:: INSTRUCTIONS FOR THE TASK ::
Write out the listing beneath this instruction in its entirety, exactly as it reads.

Stored data entries
^^^^^^^^

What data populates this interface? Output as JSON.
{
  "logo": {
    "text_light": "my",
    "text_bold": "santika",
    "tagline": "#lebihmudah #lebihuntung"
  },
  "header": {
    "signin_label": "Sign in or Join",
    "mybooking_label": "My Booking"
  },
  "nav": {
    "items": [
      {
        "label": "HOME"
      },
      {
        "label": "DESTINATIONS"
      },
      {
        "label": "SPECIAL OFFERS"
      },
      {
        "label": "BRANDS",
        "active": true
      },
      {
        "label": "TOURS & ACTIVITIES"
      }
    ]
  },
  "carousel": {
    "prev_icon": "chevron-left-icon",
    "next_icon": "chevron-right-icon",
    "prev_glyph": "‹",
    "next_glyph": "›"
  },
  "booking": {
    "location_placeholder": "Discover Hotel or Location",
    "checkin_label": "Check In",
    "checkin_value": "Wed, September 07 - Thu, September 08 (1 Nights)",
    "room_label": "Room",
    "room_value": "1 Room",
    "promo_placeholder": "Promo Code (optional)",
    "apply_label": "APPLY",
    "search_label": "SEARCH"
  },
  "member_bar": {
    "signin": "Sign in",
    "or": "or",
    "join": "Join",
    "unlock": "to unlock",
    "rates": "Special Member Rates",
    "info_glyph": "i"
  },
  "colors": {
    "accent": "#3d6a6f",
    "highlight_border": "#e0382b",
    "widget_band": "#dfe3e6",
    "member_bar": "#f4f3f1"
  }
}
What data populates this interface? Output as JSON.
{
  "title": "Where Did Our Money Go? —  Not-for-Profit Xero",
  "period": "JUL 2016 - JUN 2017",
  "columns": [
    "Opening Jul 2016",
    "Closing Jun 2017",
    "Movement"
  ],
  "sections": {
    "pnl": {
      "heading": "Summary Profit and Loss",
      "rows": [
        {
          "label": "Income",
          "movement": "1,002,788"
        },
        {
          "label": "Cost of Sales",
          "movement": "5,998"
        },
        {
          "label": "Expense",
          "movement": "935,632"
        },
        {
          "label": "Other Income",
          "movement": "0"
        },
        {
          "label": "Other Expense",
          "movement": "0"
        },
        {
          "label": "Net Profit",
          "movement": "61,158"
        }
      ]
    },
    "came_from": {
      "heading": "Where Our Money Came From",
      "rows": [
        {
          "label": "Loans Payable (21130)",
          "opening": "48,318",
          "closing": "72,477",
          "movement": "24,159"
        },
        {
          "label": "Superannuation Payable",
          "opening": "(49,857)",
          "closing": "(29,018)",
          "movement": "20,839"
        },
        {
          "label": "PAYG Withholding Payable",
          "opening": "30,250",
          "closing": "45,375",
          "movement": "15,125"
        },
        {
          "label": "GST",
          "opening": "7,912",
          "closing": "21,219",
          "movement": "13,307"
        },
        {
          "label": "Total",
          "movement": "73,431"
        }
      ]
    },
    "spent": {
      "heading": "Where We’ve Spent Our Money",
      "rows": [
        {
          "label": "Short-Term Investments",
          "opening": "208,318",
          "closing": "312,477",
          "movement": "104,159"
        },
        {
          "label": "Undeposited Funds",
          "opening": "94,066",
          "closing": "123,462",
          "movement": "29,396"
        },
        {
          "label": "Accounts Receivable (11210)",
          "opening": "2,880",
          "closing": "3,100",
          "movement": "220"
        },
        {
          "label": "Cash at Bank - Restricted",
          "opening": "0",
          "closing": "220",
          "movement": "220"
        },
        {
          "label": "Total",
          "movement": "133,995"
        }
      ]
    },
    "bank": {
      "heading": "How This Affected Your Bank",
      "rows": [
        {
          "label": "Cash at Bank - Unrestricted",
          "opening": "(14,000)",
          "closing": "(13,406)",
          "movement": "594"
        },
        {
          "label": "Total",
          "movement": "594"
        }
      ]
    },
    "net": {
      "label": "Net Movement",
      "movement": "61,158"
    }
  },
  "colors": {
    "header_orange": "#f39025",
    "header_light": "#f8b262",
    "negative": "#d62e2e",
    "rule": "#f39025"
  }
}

^^^^^^^^

:: SOLVED EXERCISE ::
What data populates this interface? Output as JSON.
{
  "logo": {
    "text_light": "my",
    "text_bold": "santika",
    "tagline": "#lebihmudah #lebihuntung"
  },
  "header": {
    "signin_label": "Sign in or Join",
    "mybooking_label": "My Booking"
  },
  "nav": {
    "items": [
      {
        "label": "HOME"
      },
      {
        "label": "DESTINATIONS"
      },
      {
        "label": "SPECIAL OFFERS"
      },
      {
        "label": "BRANDS",
        "active": true
      },
      {
        "label": "TOURS & ACTIVITIES"
      }
    ]
  },
  "carousel": {
    "prev_icon": "chevron-left-icon",
    "next_icon": "chevron-right-icon",
    "prev_glyph": "‹",
    "next_glyph": "›"
  },
  "booking": {
    "location_placeholder": "Discover Hotel or Location",
    "checkin_label": "Check In",
    "checkin_value": "Wed, September 07 - Thu, September 08 (1 Nights)",
    "room_label": "Room",
    "room_value": "1 Room",
    "promo_placeholder": "Promo Code (optional)",
    "apply_label": "APPLY",
    "search_label": "SEARCH"
  },
  "member_bar": {
    "signin": "Sign in",
    "or": "or",
    "join": "Join",
    "unlock": "to unlock",
    "rates": "Special Member Rates",
    "info_glyph": "i"
  },
  "colors": {
    "accent": "#3d6a6f",
    "highlight_border": "#e0382b",
    "widget_band": "#dfe3e6",
    "member_bar": "#f4f3f1"
  }
}
What data populates this interface? Output as JSON.
{
  "title": "Where Did Our Money Go? —  Not-for-Profit Xero",
  "period": "JUL 2016 - JUN 2017",
  "columns": [
    "Opening Jul 2016",
    "Closing Jun 2017",
    "Movement"
  ],
  "sections": {
    "pnl": {
      "heading": "Summary Profit and Loss",
      "rows": [
        {
          "label": "Income",
          "movement": "1,002,788"
        },
        {
          "label": "Cost of Sales",
          "movement": "5,998"
        },
        {
          "label": "Expense",
          "movement": "935,632"
        },
        {
          "label": "Other Income",
          "movement": "0"
        },
        {
          "label": "Other Expense",
          "movement": "0"
        },
        {
          "label": "Net Profit",
          "movement": "61,158"
        }
      ]
    },
    "came_from": {
      "heading": "Where Our Money Came From",
      "rows": [
        {
          "label": "Loans Payable (21130)",
          "opening": "48,318",
          "closing": "72,477",
          "movement": "24,159"
        },
        {
          "label": "Superannuation Payable",
          "opening": "(49,857)",
          "closing": "(29,018)",
          "movement": "20,839"
        },
        {
          "label": "PAYG Withholding Payable",
          "opening": "30,250",
          "closing": "45,375",
          "movement": "15,125"
        },
        {
          "label": "GST",
          "opening": "7,912",
          "closing": "21,219",
          "movement": "13,307"
        },
        {
          "label": "Total",
          "movement": "73,431"
        }
      ]
    },
    "spent": {
      "heading": "Where We’ve Spent Our Money",
      "rows": [
        {
          "label": "Short-Term Investments",
          "opening": "208,318",
          "closing": "312,477",
          "movement": "104,159"
        },
        {
          "label": "Undeposited Funds",
          "opening": "94,066",
          "closing": "123,462",
          "movement": "29,396"
        },
        {
          "label": "Accounts Receivable (11210)",
          "opening": "2,880",
          "closing": "3,100",
          "movement": "220"
        },
        {
          "label": "Cash at Bank - Restricted",
          "opening": "0",
          "closing": "220",
          "movement": "220"
        },
        {
          "label": "Total",
          "movement": "133,995"
        }
      ]
    },
    "bank": {
      "heading": "How This Affected Your Bank",
      "rows": [
        {
          "label": "Cash at Bank - Unrestricted",
          "opening": "(14,000)",
          "closing": "(13,406)",
          "movement": "594"
        },
        {
          "label": "Total",
          "movement": "594"
        }
      ]
    },
    "net": {
      "label": "Net Movement",
      "movement": "61,158"
    }
  },
  "colors": {
    "header_orange": "#f39025",
    "header_light": "#f8b262",
    "negative": "#d62e2e",
    "rule": "#f39025"
  }
}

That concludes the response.